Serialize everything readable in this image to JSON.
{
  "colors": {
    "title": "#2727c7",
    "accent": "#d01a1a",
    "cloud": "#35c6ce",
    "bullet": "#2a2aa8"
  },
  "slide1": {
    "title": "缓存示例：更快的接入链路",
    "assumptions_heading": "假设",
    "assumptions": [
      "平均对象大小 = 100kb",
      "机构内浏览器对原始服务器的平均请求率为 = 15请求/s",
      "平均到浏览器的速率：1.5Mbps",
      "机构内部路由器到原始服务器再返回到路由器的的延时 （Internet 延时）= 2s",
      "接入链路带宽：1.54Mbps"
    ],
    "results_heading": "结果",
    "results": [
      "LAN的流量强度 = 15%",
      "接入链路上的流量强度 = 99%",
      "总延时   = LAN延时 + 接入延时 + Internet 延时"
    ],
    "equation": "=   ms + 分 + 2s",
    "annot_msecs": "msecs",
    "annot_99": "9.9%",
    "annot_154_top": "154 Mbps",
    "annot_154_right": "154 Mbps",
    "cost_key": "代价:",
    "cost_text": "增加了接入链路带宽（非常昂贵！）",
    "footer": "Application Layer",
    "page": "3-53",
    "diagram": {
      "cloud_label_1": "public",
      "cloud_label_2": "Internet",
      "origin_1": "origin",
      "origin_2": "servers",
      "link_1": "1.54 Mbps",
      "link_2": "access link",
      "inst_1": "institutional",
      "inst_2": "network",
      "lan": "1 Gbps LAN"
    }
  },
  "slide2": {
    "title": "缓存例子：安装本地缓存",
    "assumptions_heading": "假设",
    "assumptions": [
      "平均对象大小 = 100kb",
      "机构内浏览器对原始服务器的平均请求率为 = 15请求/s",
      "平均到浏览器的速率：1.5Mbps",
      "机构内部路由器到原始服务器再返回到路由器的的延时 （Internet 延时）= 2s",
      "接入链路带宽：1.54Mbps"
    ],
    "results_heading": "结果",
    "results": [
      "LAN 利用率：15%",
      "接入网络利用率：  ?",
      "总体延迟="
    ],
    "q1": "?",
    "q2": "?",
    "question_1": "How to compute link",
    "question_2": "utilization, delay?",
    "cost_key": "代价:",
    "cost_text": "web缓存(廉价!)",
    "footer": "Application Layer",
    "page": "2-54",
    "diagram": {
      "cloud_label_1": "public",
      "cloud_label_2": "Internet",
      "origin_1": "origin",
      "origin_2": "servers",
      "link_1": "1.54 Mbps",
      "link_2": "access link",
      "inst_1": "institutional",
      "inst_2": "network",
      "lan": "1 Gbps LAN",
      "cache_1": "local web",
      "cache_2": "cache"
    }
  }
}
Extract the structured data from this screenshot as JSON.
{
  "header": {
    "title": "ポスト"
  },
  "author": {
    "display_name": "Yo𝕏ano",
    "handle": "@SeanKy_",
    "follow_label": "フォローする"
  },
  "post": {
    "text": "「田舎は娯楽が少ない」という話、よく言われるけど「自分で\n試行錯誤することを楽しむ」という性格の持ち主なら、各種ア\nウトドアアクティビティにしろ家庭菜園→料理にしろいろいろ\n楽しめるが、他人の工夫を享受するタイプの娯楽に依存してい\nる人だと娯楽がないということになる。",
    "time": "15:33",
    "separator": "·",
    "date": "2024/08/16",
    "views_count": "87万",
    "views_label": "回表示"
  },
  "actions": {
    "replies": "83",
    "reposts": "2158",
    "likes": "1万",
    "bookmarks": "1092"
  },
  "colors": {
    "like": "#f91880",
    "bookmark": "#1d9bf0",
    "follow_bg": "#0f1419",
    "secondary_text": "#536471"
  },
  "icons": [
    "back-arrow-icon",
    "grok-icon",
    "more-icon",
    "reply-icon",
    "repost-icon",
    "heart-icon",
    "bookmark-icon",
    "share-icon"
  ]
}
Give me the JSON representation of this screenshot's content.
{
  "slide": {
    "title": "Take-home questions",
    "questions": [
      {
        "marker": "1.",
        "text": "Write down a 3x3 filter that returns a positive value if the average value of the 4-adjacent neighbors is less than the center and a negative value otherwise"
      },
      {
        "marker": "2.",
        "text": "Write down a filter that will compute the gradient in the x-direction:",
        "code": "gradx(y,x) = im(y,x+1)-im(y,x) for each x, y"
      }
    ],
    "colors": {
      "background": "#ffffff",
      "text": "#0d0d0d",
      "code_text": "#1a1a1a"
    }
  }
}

____

### [What needs to be done]
Repeat all the entries exactly as given.

### [Answer below]
Serialize everything readable in this image to JSON.
{
  "colors": {
    "title": "#2727c7",
    "accent": "#d01a1a",
    "cloud": "#35c6ce",
    "bullet": "#2a2aa8"
  },
  "slide1": {
    "title": "缓存示例：更快的接入链路",
    "assumptions_heading": "假设",
    "assumptions": [
      "平均对象大小 = 100kb",
      "机构内浏览器对原始服务器的平均请求率为 = 15请求/s",
      "平均到浏览器的速率：1.5Mbps",
      "机构内部路由器到原始服务器再返回到路由器的的延时 （Internet 延时）= 2s",
      "接入链路带宽：1.54Mbps"
    ],
    "results_heading": "结果",
    "results": [
      "LAN的流量强度 = 15%",
      "接入链路上的流量强度 = 99%",
      "总延时   = LAN延时 + 接入延时 + Internet 延时"
    ],
    "equation": "=   ms + 分 + 2s",
    "annot_msecs": "msecs",
    "annot_99": "9.9%",
    "annot_154_top": "154 Mbps",
    "annot_154_right": "154 Mbps",
    "cost_key": "代价:",
    "cost_text": "增加了接入链路带宽（非常昂贵！）",
    "footer": "Application Layer",
    "page": "3-53",
    "diagram": {
      "cloud_label_1": "public",
      "cloud_label_2": "Internet",
      "origin_1": "origin",
      "origin_2": "servers",
      "link_1": "1.54 Mbps",
      "link_2": "access link",
      "inst_1": "institutional",
      "inst_2": "network",
      "lan": "1 Gbps LAN"
    }
  },
  "slide2": {
    "title": "缓存例子：安装本地缓存",
    "assumptions_heading": "假设",
    "assumptions": [
      "平均对象大小 = 100kb",
      "机构内浏览器对原始服务器的平均请求率为 = 15请求/s",
      "平均到浏览器的速率：1.5Mbps",
      "机构内部路由器到原始服务器再返回到路由器的的延时 （Internet 延时）= 2s",
      "接入链路带宽：1.54Mbps"
    ],
    "results_heading": "结果",
    "results": [
      "LAN 利用率：15%",
      "接入网络利用率：  ?",
      "总体延迟="
    ],
    "q1": "?",
    "q2": "?",
    "question_1": "How to compute link",
    "question_2": "utilization, delay?",
    "cost_key": "代价:",
    "cost_text": "web缓存(廉价!)",
    "footer": "Application Layer",
    "page": "2-54",
    "diagram": {
      "cloud_label_1": "public",
      "cloud_label_2": "Internet",
      "origin_1": "origin",
      "origin_2": "servers",
      "link_1": "1.54 Mbps",
      "link_2": "access link",
      "inst_1": "institutional",
      "inst_2": "network",
      "lan": "1 Gbps LAN",
      "cache_1": "local web",
      "cache_2": "cache"
    }
  }
}
Extract the structured data from this screenshot as JSON.
{
  "header": {
    "title": "ポスト"
  },
  "author": {
    "display_name": "Yo𝕏ano",
    "handle": "@SeanKy_",
    "follow_label": "フォローする"
  },
  "post": {
    "text": "「田舎は娯楽が少ない」という話、よく言われるけど「自分で\n試行錯誤することを楽しむ」という性格の持ち主なら、各種ア\nウトドアアクティビティにしろ家庭菜園→料理にしろいろいろ\n楽しめるが、他人の工夫を享受するタイプの娯楽に依存してい\nる人だと娯楽がないということになる。",
    "time": "15:33",
    "separator": "·",
    "date": "2024/08/16",
    "views_count": "87万",
    "views_label": "回表示"
  },
  "actions": {
    "replies": "83",
    "reposts": "2158",
    "likes": "1万",
    "bookmarks": "1092"
  },
  "colors": {
    "like": "#f91880",
    "bookmark": "#1d9bf0",
    "follow_bg": "#0f1419",
    "secondary_text": "#536471"
  },
  "icons": [
    "back-arrow-icon",
    "grok-icon",
    "more-icon",
    "reply-icon",
    "repost-icon",
    "heart-icon",
    "bookmark-icon",
    "share-icon"
  ]
}
Give me the JSON representation of this screenshot's content.
{
  "slide": {
    "title": "Take-home questions",
    "questions": [
      {
        "marker": "1.",
        "text": "Write down a 3x3 filter that returns a positive value if the average value of the 4-adjacent neighbors is less than the center and a negative value otherwise"
      },
      {
        "marker": "2.",
        "text": "Write down a filter that will compute the gradient in the x-direction:",
        "code": "gradx(y,x) = im(y,x+1)-im(y,x) for each x, y"
      }
    ],
    "colors": {
      "background": "#ffffff",
      "text": "#0d0d0d",
      "code_text": "#1a1a1a"
    }
  }
}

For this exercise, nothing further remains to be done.